* Dataset rows *

##########

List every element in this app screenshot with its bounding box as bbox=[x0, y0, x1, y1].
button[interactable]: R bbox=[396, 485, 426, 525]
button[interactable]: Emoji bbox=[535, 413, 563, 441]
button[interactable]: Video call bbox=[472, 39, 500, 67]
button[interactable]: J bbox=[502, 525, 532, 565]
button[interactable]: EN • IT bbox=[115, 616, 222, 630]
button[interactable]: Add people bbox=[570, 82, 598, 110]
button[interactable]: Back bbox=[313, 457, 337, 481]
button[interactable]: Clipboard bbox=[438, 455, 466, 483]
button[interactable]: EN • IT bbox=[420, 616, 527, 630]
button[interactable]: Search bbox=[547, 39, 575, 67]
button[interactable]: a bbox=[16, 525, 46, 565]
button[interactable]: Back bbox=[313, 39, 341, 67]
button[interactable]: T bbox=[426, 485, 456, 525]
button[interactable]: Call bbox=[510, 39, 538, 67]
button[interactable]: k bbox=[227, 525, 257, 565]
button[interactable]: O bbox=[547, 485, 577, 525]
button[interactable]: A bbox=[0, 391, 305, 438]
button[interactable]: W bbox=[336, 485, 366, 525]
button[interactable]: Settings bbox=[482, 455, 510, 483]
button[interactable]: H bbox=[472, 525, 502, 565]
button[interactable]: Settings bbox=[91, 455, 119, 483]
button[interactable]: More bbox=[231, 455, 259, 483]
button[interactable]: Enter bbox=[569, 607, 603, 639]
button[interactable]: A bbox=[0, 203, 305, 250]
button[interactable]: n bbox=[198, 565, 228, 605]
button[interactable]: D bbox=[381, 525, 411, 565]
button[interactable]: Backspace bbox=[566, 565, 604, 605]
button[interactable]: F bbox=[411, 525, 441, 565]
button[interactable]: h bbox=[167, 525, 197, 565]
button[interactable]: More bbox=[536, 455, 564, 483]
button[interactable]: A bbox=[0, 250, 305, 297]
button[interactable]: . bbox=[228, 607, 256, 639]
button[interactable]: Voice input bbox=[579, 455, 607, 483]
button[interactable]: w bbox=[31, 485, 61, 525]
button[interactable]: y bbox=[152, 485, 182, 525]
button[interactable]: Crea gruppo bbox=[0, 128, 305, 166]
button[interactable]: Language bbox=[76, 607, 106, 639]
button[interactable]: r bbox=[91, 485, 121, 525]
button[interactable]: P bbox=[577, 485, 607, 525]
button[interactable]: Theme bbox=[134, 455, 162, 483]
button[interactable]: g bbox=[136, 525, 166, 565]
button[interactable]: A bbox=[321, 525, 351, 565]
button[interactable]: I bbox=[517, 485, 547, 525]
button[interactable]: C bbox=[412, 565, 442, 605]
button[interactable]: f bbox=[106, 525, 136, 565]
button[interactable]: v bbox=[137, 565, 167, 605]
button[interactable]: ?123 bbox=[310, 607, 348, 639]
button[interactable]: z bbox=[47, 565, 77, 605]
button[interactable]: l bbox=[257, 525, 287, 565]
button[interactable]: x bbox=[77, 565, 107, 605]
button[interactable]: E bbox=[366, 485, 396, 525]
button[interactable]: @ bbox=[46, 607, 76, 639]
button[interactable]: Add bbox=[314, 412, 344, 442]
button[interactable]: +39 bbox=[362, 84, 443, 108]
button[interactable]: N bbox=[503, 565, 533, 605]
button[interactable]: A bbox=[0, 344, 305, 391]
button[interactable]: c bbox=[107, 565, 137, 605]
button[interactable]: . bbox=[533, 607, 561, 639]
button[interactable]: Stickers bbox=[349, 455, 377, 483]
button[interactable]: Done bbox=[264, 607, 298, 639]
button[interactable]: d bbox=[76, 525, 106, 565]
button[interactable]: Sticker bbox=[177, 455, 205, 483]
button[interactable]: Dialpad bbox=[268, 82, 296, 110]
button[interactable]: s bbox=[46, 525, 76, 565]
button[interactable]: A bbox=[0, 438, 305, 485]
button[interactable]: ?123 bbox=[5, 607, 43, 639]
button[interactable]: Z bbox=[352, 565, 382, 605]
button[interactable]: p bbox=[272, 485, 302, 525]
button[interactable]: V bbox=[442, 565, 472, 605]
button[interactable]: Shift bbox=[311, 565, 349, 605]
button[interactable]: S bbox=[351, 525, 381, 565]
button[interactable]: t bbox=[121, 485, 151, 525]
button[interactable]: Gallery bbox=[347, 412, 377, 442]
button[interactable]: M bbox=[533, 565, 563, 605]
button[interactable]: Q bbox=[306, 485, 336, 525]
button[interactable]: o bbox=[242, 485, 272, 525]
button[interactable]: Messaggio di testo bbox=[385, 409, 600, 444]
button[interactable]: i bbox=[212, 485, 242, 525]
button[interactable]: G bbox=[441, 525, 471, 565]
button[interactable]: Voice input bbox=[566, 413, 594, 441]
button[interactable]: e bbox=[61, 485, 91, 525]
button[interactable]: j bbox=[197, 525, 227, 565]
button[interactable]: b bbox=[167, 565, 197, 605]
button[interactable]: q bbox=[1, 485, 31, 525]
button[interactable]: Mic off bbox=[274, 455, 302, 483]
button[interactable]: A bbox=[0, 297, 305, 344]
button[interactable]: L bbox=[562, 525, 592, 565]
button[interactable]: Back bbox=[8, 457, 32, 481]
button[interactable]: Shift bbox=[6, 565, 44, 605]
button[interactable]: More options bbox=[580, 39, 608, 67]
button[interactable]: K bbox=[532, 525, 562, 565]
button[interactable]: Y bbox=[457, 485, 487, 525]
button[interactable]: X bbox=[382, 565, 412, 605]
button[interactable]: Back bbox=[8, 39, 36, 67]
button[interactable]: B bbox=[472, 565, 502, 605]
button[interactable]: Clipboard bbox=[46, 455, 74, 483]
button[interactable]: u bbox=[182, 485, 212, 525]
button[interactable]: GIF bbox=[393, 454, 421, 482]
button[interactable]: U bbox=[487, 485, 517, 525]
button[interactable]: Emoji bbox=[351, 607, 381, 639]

##########

Return every line of the dataset rows that contains the string "input".

button[interactable]: Voice input bbox=[579, 455, 607, 483]
button[interactable]: Voice input bbox=[566, 413, 594, 441]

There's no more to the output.